#### What needs to be done:
Tally the lines holding the word "night" and state the count by itself.

☆ ☆ ☆

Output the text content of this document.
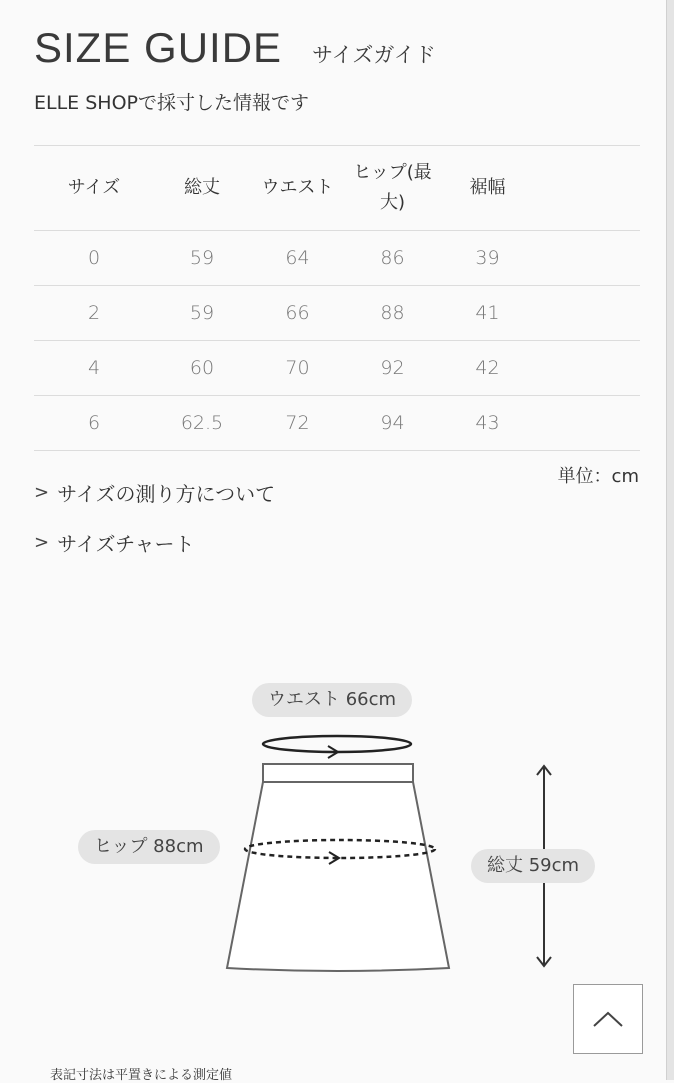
SIZE GUIDE サイズガイド
ELLE SHOPで採寸した情報です
サイズ	総丈	ウエスト	ヒップ(最大)	裾幅	
0	59	64	86	39	
2	59	66	88	41	
4	60	70	92	42	
6	62.5	72	94	43	
単位：cm
> サイズの測り方について
> サイズチャート
ウエスト 66cm
ヒップ 88cm
総丈 59cm
表記寸法は平置きによる測定値
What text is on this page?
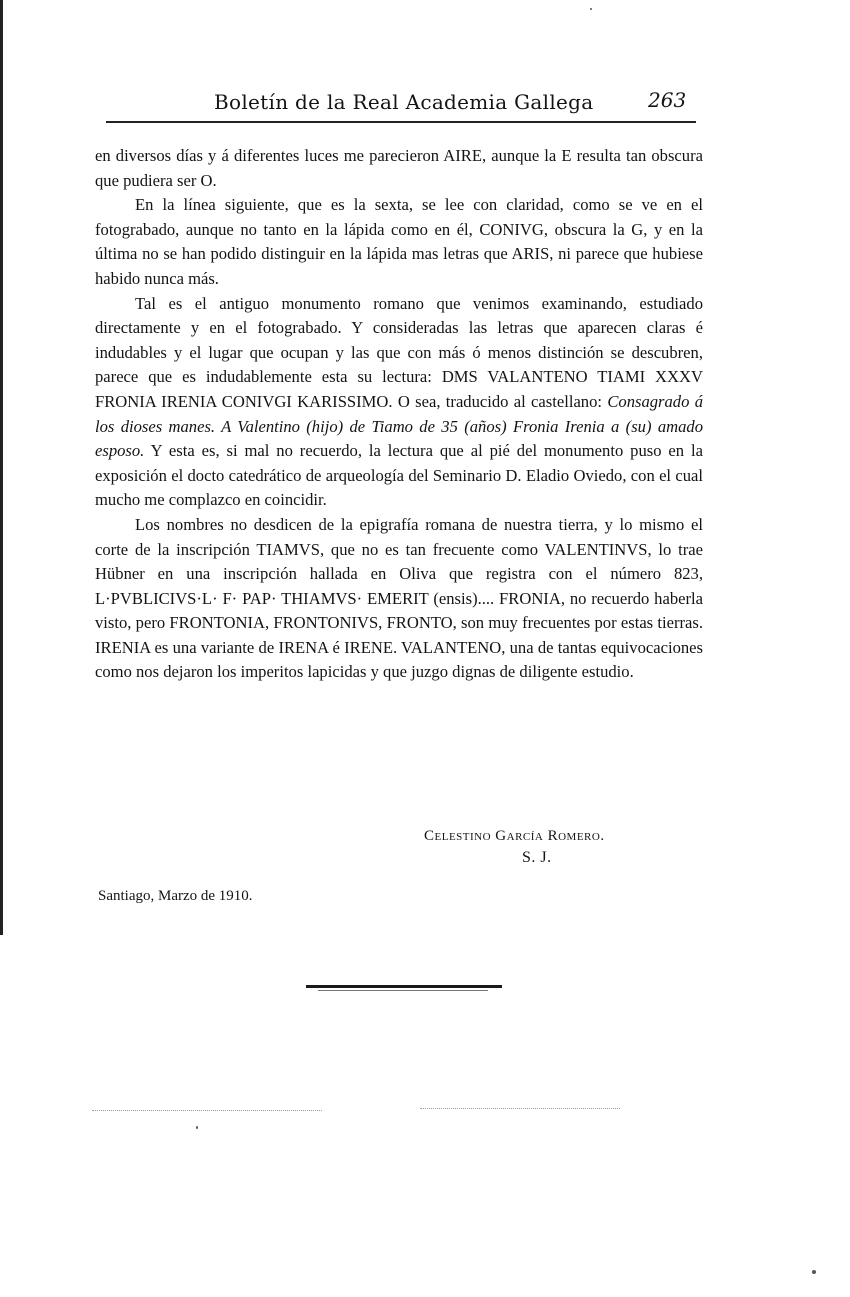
Boletín de la Real Academia Gallega	263

en diversos días y á diferentes luces me parecieron AIRE, aunque la E resulta tan obscura que pudiera ser O.

En la línea siguiente, que es la sexta, se lee con claridad, como se ve en el fotograbado, aunque no tanto en la lápida como en él, CONIVG, obscura la G, y en la última no se han podido distinguir en la lápida mas letras que ARIS, ni parece que hubiese habido nunca más.

Tal es el antiguo monumento romano que venimos examinando, estudiado directamente y en el fotograbado. Y consideradas las letras que aparecen claras é indudables y el lugar que ocupan y las que con más ó menos distinción se descubren, parece que es indudablemente esta su lectura: DMS VALANTENO TIAMI XXXV FRONIA IRENIA CONIVGI KARISSIMO. O sea, traducido al castellano: Consagrado á los dioses manes. A Valentino (hijo) de Tiamo de 35 (años) Fronia Irenia a (su) amado esposo. Y esta es, si mal no recuerdo, la lectura que al pié del monumento puso en la exposición el docto catedrático de arqueología del Seminario D. Eladio Oviedo, con el cual mucho me complazco en coincidir.

Los nombres no desdicen de la epigrafía romana de nuestra tierra, y lo mismo el corte de la inscripción TIAMVS, que no es tan frecuente como VALENTINVS, lo trae Hübner en una inscripción hallada en Oliva que registra con el número 823, L·PVBLICIVS·L· F· PAP· THIAMVS· EMERIT (ensis).... FRONIA, no recuerdo haberla visto, pero FRONTONIA, FRONTONIVS, FRONTO, son muy frecuentes por estas tierras. IRENIA es una variante de IRENA é IRENE. VALANTENO, una de tantas equivocaciones como nos dejaron los imperitos lapicidas y que juzgo dignas de diligente estudio.

Celestino García Romero.
S. J.
Santiago, Marzo de 1910.
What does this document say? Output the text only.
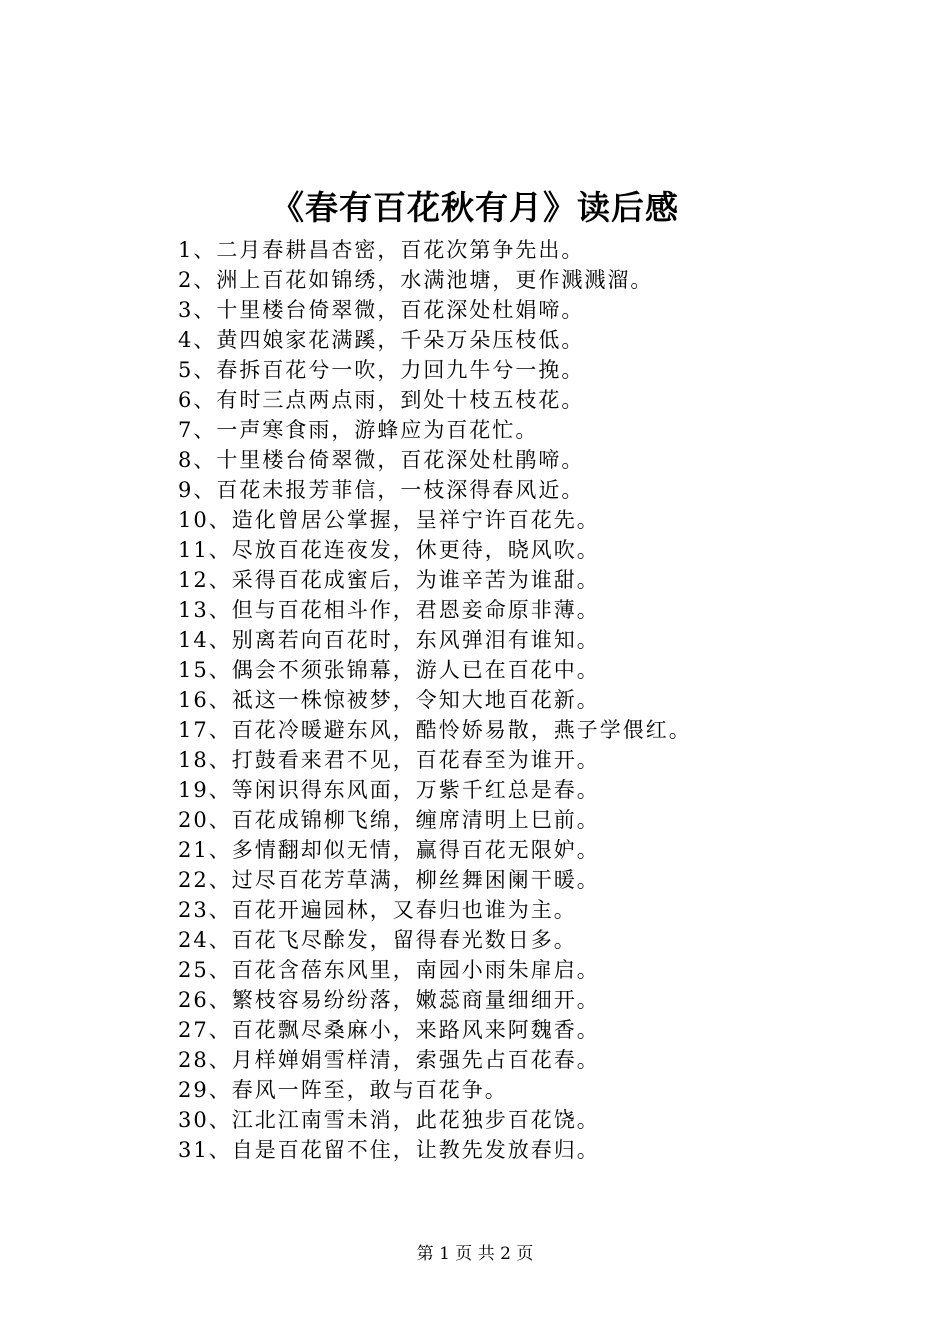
《春有百花秋有月》读后感
1、二月春耕昌杏密，百花次第争先出。
2、洲上百花如锦绣，水满池塘，更作溅溅溜。
3、十里楼台倚翠微，百花深处杜娟啼。
4、黄四娘家花满蹊，千朵万朵压枝低。
5、春拆百花兮一吹，力回九牛兮一挽。
6、有时三点两点雨，到处十枝五枝花。
7、一声寒食雨，游蜂应为百花忙。
8、十里楼台倚翠微，百花深处杜鹃啼。
9、百花未报芳菲信，一枝深得春风近。
10、造化曾居公掌握，呈祥宁许百花先。
11、尽放百花连夜发，休更待，晓风吹。
12、采得百花成蜜后，为谁辛苦为谁甜。
13、但与百花相斗作，君恩妾命原非薄。
14、别离若向百花时，东风弹泪有谁知。
15、偶会不须张锦幕，游人已在百花中。
16、祗这一株惊被梦，令知大地百花新。
17、百花冷暖避东风，酷怜娇易散，燕子学偎红。
18、打鼓看来君不见，百花春至为谁开。
19、等闲识得东风面，万紫千红总是春。
20、百花成锦柳飞绵，缠席清明上巳前。
21、多情翻却似无情，赢得百花无限妒。
22、过尽百花芳草满，柳丝舞困阑干暖。
23、百花开遍园林，又春归也谁为主。
24、百花飞尽酴发，留得春光数日多。
25、百花含蓓东风里，南园小雨朱扉启。
26、繁枝容易纷纷落，嫩蕊商量细细开。
27、百花飘尽桑麻小，来路风来阿魏香。
28、月样婵娟雪样清，索强先占百花春。
29、春风一阵至，敢与百花争。
30、江北江南雪未消，此花独步百花饶。
31、自是百花留不住，让教先发放春归。
第 1 页 共 2 页
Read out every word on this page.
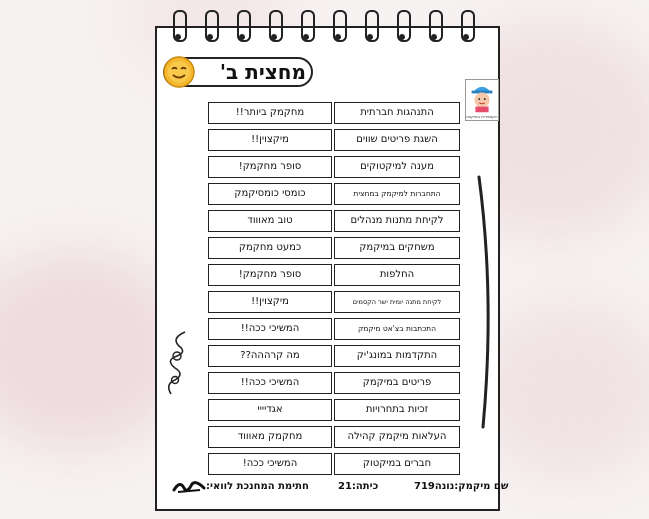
מחצית ב'
הקספרית במיקוטו
התנהגות חברתית
מחקמק ביותר!!
השגת פריטים שווים
מיקצוין!!
מענה למיקטוקים
סופר מחקמק!
התחברות למיקמק במחצית
כומסי כומסיקמק
לקיחת מתנות מנהלים
טוב מאוווד
משחקים במיקמק
כמעט מחקמק
החלפות
סופר מחקמק!
לקיחת מתנה יומית ישר הקסמים
מיקצוין!!
התכתבות בצ'אט מיקמק
המשיכי ככה!!
התקדמות במונג'יק
מה קרההה??
פריטים במיקמק
המשיכי ככה!!
זכיות בתחרויות
אגדיייי
העלאות מיקמק קהילה
מחקמק מאוווד
חברים במיקטוק
המשיכי ככה!
שם מיקמק:נונה719
כיתה:21
חתימת המחנכת לוואי:
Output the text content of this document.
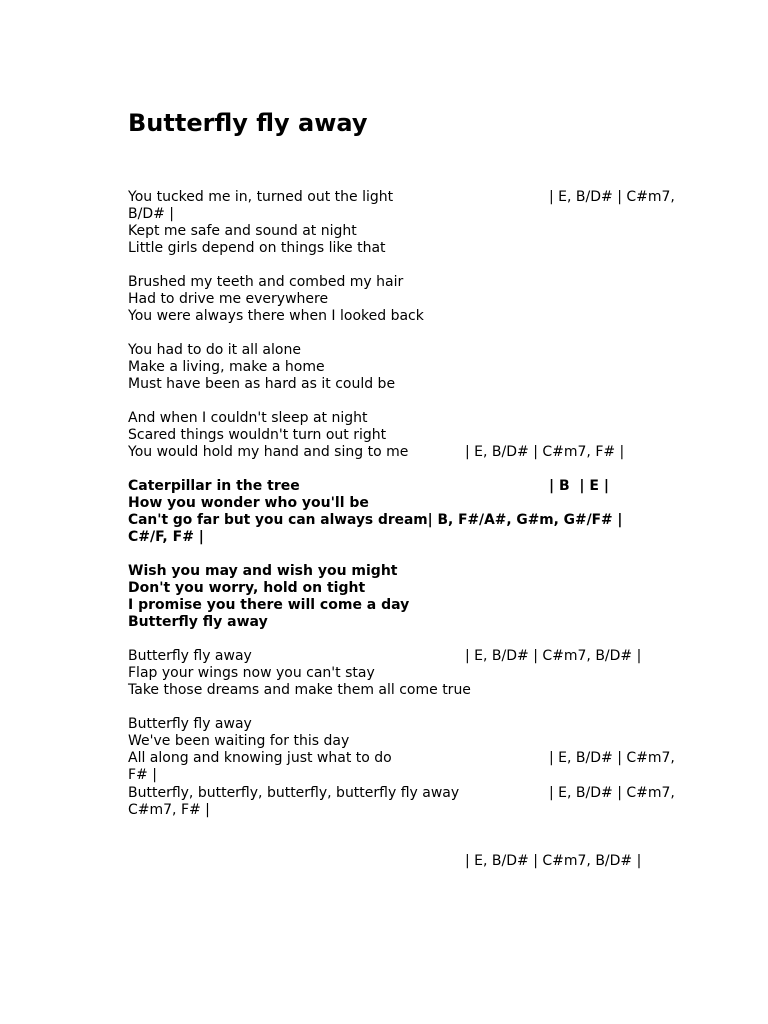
Butterfly fly away
You tucked me in, turned out the light	| E, B/D# | C#m7,
B/D# |
Kept me safe and sound at night
Little girls depend on things like that
Brushed my teeth and combed my hair
Had to drive me everywhere
You were always there when I looked back
You had to do it all alone
Make a living, make a home
Must have been as hard as it could be
And when I couldn't sleep at night
Scared things wouldn't turn out right
You would hold my hand and sing to me	| E, B/D# | C#m7, F# |
Caterpillar in the tree	| B  | E |
How you wonder who you'll be
Can't go far but you can always dream| B, F#/A#, G#m, G#/F# |
C#/F, F# |
Wish you may and wish you might
Don't you worry, hold on tight
I promise you there will come a day
Butterfly fly away
Butterfly fly away	| E, B/D# | C#m7, B/D# |
Flap your wings now you can't stay
Take those dreams and make them all come true
Butterfly fly away
We've been waiting for this day
All along and knowing just what to do	| E, B/D# | C#m7,
F# |
Butterfly, butterfly, butterfly, butterfly fly away	| E, B/D# | C#m7,
C#m7, F# |
| E, B/D# | C#m7, B/D# |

☆ ☆ ☆

#### Answer:
2